## Instructions for the task
In the data, extract each line that holds the string "document".

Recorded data
========================================

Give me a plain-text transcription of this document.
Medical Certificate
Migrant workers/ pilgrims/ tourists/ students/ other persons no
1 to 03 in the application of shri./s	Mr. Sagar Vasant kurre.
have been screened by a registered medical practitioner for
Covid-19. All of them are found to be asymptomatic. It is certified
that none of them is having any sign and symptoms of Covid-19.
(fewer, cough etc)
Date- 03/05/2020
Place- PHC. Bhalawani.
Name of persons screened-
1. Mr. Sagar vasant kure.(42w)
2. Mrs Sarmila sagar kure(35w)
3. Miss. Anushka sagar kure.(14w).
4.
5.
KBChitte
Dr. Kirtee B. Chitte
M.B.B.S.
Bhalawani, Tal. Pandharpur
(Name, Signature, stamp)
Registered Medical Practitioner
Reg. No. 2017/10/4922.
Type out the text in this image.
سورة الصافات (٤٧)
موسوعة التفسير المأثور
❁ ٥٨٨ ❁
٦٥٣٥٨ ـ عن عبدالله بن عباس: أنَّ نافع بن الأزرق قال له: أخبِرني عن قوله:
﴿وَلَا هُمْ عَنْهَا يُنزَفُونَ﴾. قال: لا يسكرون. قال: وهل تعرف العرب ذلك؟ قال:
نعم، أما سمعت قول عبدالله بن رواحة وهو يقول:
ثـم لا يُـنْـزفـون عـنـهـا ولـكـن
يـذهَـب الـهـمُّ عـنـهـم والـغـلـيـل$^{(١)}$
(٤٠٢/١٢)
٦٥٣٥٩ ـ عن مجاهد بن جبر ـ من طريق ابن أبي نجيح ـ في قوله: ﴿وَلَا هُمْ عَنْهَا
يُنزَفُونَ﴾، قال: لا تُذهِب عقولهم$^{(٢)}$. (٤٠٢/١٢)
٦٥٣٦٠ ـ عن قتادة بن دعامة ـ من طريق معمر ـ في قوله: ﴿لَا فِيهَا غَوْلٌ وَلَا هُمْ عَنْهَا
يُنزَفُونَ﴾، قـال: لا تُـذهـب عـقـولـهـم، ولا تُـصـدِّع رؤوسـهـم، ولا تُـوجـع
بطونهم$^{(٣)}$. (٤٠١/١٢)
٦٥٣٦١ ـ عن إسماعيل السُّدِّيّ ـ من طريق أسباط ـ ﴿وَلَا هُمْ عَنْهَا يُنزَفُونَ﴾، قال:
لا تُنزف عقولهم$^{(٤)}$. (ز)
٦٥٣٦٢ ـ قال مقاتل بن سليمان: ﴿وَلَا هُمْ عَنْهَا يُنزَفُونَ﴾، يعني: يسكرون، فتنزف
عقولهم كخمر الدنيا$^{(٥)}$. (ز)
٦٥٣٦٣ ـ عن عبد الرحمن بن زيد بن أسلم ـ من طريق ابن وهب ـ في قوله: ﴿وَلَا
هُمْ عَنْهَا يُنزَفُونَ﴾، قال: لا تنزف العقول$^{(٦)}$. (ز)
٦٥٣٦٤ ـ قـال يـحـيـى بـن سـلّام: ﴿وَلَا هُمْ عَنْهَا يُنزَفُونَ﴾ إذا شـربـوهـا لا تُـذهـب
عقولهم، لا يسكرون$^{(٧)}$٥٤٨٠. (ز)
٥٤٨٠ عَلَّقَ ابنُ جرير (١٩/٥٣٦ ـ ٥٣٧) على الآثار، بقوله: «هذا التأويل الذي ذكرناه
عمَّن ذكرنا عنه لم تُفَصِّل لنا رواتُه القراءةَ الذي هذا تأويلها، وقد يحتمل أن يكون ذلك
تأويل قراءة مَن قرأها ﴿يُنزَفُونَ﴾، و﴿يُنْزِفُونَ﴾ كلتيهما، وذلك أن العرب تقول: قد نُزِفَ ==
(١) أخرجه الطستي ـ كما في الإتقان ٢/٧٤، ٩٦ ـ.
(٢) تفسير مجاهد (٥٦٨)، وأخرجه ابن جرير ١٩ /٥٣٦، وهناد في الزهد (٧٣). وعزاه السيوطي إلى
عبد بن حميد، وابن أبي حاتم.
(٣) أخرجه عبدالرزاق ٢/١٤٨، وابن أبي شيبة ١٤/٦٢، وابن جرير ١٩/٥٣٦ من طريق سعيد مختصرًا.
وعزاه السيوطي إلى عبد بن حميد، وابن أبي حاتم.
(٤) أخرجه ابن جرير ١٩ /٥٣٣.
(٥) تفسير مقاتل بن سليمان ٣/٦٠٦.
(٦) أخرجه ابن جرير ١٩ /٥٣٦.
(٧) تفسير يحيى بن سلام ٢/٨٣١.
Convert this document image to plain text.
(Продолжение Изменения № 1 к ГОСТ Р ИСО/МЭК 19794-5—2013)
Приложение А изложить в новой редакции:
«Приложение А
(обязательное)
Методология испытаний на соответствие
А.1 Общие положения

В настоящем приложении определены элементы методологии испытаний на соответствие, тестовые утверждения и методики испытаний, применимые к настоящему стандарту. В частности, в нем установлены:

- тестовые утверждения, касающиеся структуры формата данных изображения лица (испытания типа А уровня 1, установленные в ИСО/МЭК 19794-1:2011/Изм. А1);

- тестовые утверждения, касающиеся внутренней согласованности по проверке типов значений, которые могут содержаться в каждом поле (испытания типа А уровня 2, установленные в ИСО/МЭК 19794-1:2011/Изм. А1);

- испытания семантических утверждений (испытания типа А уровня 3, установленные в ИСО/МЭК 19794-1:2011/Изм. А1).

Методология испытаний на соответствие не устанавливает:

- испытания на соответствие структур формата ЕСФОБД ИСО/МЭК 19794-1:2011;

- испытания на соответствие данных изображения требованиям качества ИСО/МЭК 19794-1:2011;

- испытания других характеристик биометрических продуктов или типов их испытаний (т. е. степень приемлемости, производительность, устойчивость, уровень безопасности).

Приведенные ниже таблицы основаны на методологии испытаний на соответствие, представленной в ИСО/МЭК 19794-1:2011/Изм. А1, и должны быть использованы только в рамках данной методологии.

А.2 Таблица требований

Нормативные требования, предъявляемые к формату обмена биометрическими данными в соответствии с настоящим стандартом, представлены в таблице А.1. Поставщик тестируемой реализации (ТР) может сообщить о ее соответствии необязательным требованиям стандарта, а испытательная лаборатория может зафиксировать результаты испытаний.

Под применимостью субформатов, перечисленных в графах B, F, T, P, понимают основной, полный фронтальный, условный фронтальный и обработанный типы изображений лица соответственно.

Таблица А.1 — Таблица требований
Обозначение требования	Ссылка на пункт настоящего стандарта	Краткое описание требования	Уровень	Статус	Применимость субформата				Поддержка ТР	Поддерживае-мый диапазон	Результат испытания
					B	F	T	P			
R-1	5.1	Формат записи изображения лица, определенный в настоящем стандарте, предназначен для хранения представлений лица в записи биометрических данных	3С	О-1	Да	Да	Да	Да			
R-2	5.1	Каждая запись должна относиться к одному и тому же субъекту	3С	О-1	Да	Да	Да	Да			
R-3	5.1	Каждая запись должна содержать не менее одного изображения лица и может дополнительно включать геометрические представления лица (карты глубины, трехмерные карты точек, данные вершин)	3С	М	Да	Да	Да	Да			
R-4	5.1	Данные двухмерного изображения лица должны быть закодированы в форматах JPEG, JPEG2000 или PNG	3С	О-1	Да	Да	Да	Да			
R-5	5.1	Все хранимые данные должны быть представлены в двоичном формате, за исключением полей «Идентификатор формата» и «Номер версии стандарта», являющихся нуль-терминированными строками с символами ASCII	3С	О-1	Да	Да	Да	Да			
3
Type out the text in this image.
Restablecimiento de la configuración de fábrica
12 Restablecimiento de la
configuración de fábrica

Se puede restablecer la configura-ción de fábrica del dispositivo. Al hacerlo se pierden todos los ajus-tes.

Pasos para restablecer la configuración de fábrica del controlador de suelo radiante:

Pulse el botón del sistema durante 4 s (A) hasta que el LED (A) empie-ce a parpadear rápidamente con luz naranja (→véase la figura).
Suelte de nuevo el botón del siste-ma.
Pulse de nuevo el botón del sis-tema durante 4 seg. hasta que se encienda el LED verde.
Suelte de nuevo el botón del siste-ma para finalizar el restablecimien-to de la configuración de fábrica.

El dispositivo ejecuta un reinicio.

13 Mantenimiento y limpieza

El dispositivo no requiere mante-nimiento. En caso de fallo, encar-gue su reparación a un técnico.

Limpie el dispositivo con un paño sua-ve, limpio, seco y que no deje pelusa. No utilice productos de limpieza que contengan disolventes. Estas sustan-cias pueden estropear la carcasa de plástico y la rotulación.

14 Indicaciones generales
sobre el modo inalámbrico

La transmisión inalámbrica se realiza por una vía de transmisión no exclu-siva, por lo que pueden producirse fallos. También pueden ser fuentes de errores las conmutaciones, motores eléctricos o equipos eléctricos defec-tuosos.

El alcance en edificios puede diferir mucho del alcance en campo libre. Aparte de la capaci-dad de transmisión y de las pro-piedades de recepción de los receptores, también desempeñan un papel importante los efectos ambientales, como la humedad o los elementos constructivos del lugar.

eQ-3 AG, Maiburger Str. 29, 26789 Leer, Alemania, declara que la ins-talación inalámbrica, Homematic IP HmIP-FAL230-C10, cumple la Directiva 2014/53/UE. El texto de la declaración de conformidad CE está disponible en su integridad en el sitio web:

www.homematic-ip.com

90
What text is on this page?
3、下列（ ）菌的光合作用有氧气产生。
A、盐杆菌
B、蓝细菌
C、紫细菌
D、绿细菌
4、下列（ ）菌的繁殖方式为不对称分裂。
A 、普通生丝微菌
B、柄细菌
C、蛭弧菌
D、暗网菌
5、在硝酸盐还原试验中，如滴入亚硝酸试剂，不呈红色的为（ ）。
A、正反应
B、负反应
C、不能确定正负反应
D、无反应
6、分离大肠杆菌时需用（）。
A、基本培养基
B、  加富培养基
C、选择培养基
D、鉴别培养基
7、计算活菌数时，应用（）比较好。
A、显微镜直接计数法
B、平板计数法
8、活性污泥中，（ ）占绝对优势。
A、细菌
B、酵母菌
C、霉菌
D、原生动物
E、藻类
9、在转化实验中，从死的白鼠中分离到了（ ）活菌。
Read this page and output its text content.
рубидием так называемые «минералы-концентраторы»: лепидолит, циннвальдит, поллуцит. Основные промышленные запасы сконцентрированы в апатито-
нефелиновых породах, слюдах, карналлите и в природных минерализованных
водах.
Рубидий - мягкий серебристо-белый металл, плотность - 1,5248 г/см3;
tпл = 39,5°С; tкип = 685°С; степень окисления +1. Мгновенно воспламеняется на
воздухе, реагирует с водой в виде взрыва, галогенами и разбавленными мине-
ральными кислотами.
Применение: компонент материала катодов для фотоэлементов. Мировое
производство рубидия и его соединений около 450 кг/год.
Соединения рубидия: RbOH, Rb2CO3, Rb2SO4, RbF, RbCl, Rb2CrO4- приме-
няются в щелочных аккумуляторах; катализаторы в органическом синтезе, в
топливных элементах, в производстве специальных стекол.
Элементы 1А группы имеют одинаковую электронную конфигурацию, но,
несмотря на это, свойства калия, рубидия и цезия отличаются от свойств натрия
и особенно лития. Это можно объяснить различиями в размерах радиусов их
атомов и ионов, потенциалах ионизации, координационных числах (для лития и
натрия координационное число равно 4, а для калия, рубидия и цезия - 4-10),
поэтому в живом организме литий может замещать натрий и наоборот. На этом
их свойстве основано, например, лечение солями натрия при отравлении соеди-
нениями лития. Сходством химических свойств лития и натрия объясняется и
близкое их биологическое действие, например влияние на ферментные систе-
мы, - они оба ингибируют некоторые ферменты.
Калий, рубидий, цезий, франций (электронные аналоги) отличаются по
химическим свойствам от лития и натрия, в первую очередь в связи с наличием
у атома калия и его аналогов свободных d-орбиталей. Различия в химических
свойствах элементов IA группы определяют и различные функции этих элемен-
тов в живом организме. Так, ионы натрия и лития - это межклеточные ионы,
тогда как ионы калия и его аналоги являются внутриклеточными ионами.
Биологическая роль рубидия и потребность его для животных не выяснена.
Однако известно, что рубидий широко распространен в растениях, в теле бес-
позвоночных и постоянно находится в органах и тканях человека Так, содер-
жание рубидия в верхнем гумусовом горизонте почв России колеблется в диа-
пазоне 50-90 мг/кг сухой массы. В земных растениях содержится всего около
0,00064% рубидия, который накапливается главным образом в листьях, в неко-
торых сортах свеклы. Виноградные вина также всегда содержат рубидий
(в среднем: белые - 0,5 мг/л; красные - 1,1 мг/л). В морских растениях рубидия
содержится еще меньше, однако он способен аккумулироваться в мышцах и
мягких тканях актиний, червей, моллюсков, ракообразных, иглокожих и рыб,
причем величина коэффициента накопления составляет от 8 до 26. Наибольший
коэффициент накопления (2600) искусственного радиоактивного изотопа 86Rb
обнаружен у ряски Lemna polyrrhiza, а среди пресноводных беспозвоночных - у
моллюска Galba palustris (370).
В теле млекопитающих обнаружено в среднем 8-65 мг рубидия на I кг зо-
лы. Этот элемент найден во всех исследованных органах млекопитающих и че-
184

========================================

## Exercise result
Give me a plain-text transcription of this document.
Convert this document image to plain text.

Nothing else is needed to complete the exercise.